What is being asked:
Look through the data and write out every line with the word "網頁設計" in it.

(Extracted data entries)
▬▬▬▬▬▬

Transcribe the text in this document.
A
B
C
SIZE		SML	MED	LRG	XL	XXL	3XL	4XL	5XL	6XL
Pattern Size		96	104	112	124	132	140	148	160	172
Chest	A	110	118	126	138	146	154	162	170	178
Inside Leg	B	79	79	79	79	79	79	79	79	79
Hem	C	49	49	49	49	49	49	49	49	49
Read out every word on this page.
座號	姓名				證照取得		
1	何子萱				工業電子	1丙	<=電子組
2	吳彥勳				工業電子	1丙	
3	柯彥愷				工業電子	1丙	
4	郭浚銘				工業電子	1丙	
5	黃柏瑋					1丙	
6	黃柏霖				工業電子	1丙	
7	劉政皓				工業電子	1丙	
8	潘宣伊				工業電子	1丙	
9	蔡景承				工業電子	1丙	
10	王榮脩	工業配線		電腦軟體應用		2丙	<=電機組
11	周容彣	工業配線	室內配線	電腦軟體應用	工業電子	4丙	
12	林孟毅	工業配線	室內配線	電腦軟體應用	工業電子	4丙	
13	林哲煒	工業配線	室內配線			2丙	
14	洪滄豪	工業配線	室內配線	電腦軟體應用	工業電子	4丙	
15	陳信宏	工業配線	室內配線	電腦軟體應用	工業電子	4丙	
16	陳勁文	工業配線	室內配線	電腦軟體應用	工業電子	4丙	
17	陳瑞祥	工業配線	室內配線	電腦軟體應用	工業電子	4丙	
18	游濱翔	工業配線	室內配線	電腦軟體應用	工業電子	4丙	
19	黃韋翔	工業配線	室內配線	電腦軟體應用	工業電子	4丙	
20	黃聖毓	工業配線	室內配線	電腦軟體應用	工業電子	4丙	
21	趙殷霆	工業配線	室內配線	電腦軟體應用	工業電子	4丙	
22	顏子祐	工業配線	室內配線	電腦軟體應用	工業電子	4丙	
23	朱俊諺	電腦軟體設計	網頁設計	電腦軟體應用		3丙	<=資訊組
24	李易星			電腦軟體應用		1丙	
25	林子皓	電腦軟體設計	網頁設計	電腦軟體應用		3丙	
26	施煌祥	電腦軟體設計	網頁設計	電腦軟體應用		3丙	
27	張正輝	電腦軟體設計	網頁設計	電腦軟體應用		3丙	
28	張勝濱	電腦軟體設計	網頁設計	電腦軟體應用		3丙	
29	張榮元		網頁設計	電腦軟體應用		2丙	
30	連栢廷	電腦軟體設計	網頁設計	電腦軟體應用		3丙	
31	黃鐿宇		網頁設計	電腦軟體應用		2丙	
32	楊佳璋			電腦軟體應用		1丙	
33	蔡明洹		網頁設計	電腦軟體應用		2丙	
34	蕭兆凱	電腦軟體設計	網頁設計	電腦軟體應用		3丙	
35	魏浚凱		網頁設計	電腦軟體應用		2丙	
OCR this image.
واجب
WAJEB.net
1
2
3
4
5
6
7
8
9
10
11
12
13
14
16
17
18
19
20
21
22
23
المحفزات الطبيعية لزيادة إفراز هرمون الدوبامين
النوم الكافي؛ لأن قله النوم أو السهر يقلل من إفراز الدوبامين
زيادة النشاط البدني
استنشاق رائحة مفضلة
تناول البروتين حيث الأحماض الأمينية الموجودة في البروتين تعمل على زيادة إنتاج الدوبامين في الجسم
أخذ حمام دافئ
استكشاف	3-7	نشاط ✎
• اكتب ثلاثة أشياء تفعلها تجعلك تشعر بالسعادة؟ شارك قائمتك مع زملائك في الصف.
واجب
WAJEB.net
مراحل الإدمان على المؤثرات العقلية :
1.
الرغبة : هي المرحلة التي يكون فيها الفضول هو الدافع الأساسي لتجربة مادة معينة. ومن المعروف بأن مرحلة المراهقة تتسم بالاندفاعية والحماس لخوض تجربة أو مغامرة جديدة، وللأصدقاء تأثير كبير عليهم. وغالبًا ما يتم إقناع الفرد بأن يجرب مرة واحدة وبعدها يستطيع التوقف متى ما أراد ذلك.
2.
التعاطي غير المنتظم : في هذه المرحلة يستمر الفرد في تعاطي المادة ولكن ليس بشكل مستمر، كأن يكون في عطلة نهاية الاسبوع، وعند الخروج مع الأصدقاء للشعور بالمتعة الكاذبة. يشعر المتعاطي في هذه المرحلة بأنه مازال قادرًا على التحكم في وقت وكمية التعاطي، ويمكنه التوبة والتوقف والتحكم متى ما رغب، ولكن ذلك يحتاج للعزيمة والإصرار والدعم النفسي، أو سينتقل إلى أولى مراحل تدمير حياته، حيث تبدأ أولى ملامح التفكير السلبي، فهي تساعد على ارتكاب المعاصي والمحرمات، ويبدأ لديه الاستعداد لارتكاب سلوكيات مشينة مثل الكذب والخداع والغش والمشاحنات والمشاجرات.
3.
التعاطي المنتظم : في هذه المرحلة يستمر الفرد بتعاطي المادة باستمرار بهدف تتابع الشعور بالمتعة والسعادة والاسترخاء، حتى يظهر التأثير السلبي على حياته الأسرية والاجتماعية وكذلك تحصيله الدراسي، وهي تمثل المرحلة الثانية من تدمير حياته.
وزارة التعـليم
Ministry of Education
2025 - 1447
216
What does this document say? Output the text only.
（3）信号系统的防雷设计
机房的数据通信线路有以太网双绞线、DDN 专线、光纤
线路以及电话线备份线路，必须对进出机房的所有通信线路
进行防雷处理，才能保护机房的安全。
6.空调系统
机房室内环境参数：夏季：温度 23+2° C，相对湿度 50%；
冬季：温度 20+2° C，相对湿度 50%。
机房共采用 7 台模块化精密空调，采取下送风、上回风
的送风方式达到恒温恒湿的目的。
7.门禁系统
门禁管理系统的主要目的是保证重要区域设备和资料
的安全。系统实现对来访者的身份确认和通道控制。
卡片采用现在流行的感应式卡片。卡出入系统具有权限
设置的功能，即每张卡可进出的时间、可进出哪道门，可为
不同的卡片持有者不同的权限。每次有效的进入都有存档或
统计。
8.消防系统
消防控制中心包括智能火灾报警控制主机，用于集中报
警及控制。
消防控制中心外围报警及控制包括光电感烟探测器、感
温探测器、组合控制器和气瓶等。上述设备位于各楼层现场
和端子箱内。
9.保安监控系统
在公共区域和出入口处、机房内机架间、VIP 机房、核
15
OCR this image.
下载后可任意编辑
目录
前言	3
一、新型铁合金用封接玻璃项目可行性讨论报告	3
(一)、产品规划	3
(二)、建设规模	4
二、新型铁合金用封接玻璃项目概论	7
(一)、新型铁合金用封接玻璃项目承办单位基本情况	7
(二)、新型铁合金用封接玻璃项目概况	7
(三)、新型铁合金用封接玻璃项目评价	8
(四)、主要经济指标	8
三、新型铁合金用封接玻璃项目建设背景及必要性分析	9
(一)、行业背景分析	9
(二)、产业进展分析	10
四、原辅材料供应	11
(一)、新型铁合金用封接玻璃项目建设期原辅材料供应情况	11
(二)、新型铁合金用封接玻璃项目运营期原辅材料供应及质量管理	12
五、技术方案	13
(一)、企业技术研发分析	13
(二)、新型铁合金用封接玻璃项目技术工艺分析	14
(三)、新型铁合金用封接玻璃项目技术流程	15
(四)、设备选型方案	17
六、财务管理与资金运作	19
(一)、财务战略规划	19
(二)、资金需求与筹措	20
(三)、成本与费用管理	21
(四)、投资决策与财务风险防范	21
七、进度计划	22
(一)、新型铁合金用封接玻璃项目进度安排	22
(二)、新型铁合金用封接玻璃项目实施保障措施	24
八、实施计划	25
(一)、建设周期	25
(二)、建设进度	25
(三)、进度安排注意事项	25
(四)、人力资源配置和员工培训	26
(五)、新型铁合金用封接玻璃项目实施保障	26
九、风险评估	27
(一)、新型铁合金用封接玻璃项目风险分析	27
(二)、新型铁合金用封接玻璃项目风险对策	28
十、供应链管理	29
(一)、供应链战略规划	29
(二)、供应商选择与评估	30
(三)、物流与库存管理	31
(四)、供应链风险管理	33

▬▬▬▬▬▬

Output for this exercise:
23	朱俊諺	電腦軟體設計	網頁設計	電腦軟體應用		3丙	<=資訊組
25	林子皓	電腦軟體設計	網頁設計	電腦軟體應用		3丙	
26	施煌祥	電腦軟體設計	網頁設計	電腦軟體應用		3丙	
27	張正輝	電腦軟體設計	網頁設計	電腦軟體應用		3丙	
28	張勝濱	電腦軟體設計	網頁設計	電腦軟體應用		3丙	
29	張榮元		網頁設計	電腦軟體應用		2丙	
30	連栢廷	電腦軟體設計	網頁設計	電腦軟體應用		3丙	
31	黃鐿宇		網頁設計	電腦軟體應用		2丙	
33	蔡明洹		網頁設計	電腦軟體應用		2丙	
34	蕭兆凱	電腦軟體設計	網頁設計	電腦軟體應用		3丙	
35	魏浚凱		網頁設計	電腦軟體應用		2丙	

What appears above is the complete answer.